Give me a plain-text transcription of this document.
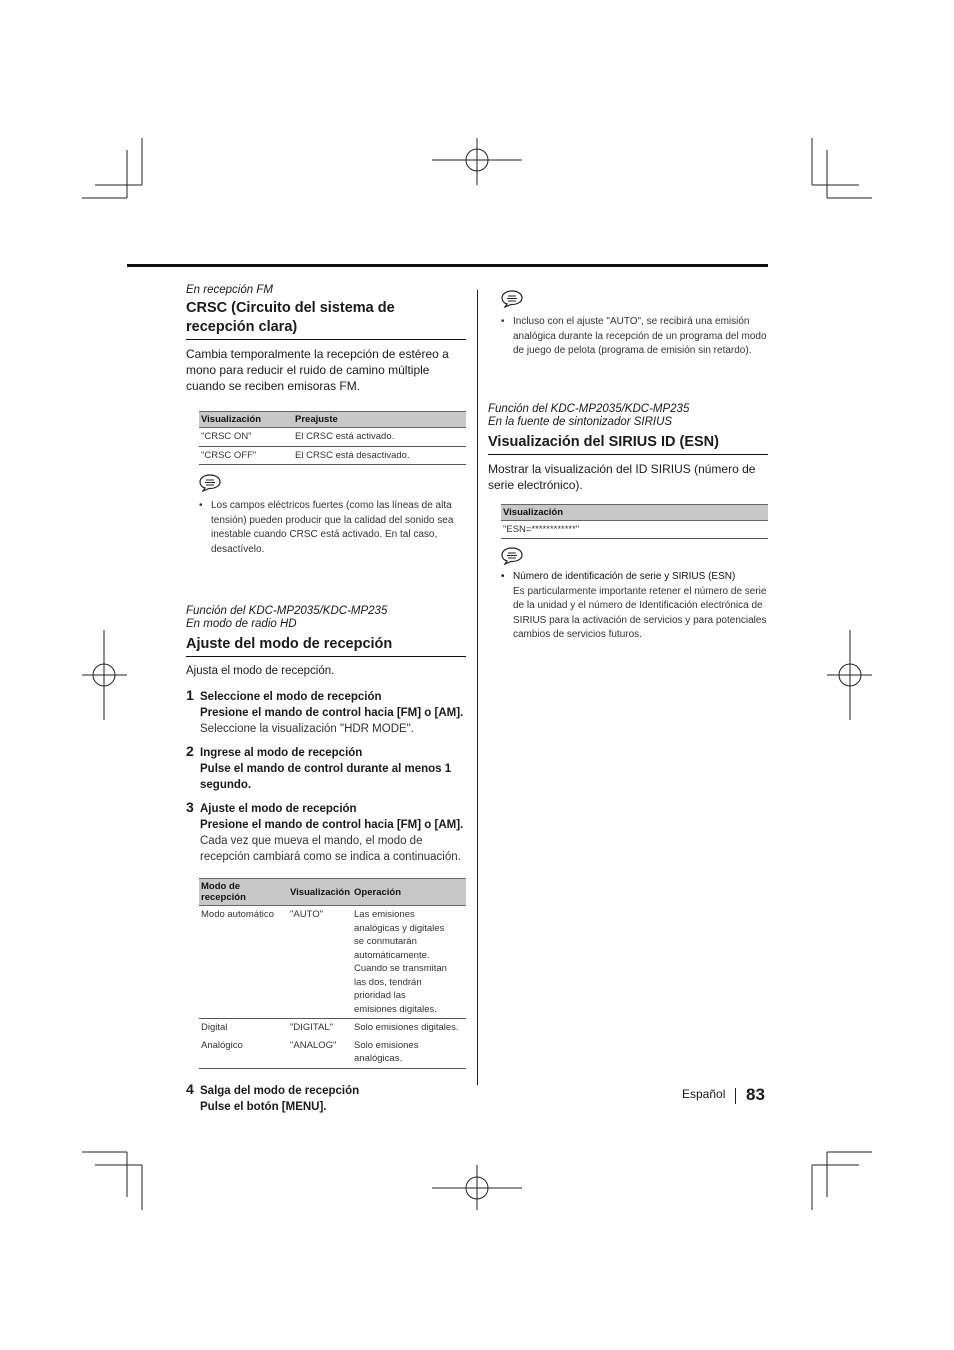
En recepción FM
CRSC (Circuito del sistema de recepción clara)
Cambia temporalmente la recepción de estéreo a mono para reducir el ruido de camino múltiple cuando se reciben emisoras FM.
Visualización	Preajuste
"CRSC ON"	El CRSC está activado.
"CRSC OFF"	El CRSC está desactivado.
• Los campos eléctricos fuertes (como las líneas de alta tensión) pueden producir que la calidad del sonido sea inestable cuando CRSC está activado. En tal caso, desactívelo.
Función del KDC-MP2035/KDC-MP235
En modo de radio HD
Ajuste del modo de recepción
Ajusta el modo de recepción.
1 Seleccione el modo de recepción
Presione el mando de control hacia [FM] o [AM].
Seleccione la visualización "HDR MODE".
2 Ingrese al modo de recepción
Pulse el mando de control durante al menos 1 segundo.
3 Ajuste el modo de recepción
Presione el mando de control hacia [FM] o [AM].
Cada vez que mueva el mando, el modo de recepción cambiará como se indica a continuación.
Modo de recepción	Visualización	Operación
Modo automático	"AUTO"	Las emisiones analógicas y digitales se conmutarán automáticamente. Cuando se transmitan las dos, tendrán prioridad las emisiones digitales.
Digital	"DIGITAL"	Solo emisiones digitales.
Analógico	"ANALOG"	Solo emisiones analógicas.
4 Salga del modo de recepción
Pulse el botón [MENU].
• Incluso con el ajuste "AUTO", se recibirá una emisión analógica durante la recepción de un programa del modo de juego de pelota (programa de emisión sin retardo).
Función del KDC-MP2035/KDC-MP235
En la fuente de sintonizador SIRIUS
Visualización del SIRIUS ID (ESN)
Mostrar la visualización del ID SIRIUS (número de serie electrónico).
Visualización
"ESN=************"
• Número de identificación de serie y SIRIUS (ESN)
Es particularmente importante retener el número de serie de la unidad y el número de Identificación electrónica de SIRIUS para la activación de servicios y para potenciales cambios de servicios futuros.
Español 83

+++

#### Exercise task:
Reproduce the material in full, word for word, and omit the pictures.

#### The answer:
Give me a plain-text transcription of this document.
En recepción FM
CRSC (Circuito del sistema de recepción clara)
Cambia temporalmente la recepción de estéreo a mono para reducir el ruido de camino múltiple cuando se reciben emisoras FM.
Visualización	Preajuste
"CRSC ON"	El CRSC está activado.
"CRSC OFF"	El CRSC está desactivado.
• Los campos eléctricos fuertes (como las líneas de alta tensión) pueden producir que la calidad del sonido sea inestable cuando CRSC está activado. En tal caso, desactívelo.
Función del KDC-MP2035/KDC-MP235
En modo de radio HD
Ajuste del modo de recepción
Ajusta el modo de recepción.
1 Seleccione el modo de recepción
Presione el mando de control hacia [FM] o [AM].
Seleccione la visualización "HDR MODE".
2 Ingrese al modo de recepción
Pulse el mando de control durante al menos 1 segundo.
3 Ajuste el modo de recepción
Presione el mando de control hacia [FM] o [AM].
Cada vez que mueva el mando, el modo de recepción cambiará como se indica a continuación.
Modo de recepción	Visualización	Operación
Modo automático	"AUTO"	Las emisiones analógicas y digitales se conmutarán automáticamente. Cuando se transmitan las dos, tendrán prioridad las emisiones digitales.
Digital	"DIGITAL"	Solo emisiones digitales.
Analógico	"ANALOG"	Solo emisiones analógicas.
4 Salga del modo de recepción
Pulse el botón [MENU].
• Incluso con el ajuste "AUTO", se recibirá una emisión analógica durante la recepción de un programa del modo de juego de pelota (programa de emisión sin retardo).
Función del KDC-MP2035/KDC-MP235
En la fuente de sintonizador SIRIUS
Visualización del SIRIUS ID (ESN)
Mostrar la visualización del ID SIRIUS (número de serie electrónico).
Visualización
"ESN=************"
• Número de identificación de serie y SIRIUS (ESN)
Es particularmente importante retener el número de serie de la unidad y el número de Identificación electrónica de SIRIUS para la activación de servicios y para potenciales cambios de servicios futuros.
Español 83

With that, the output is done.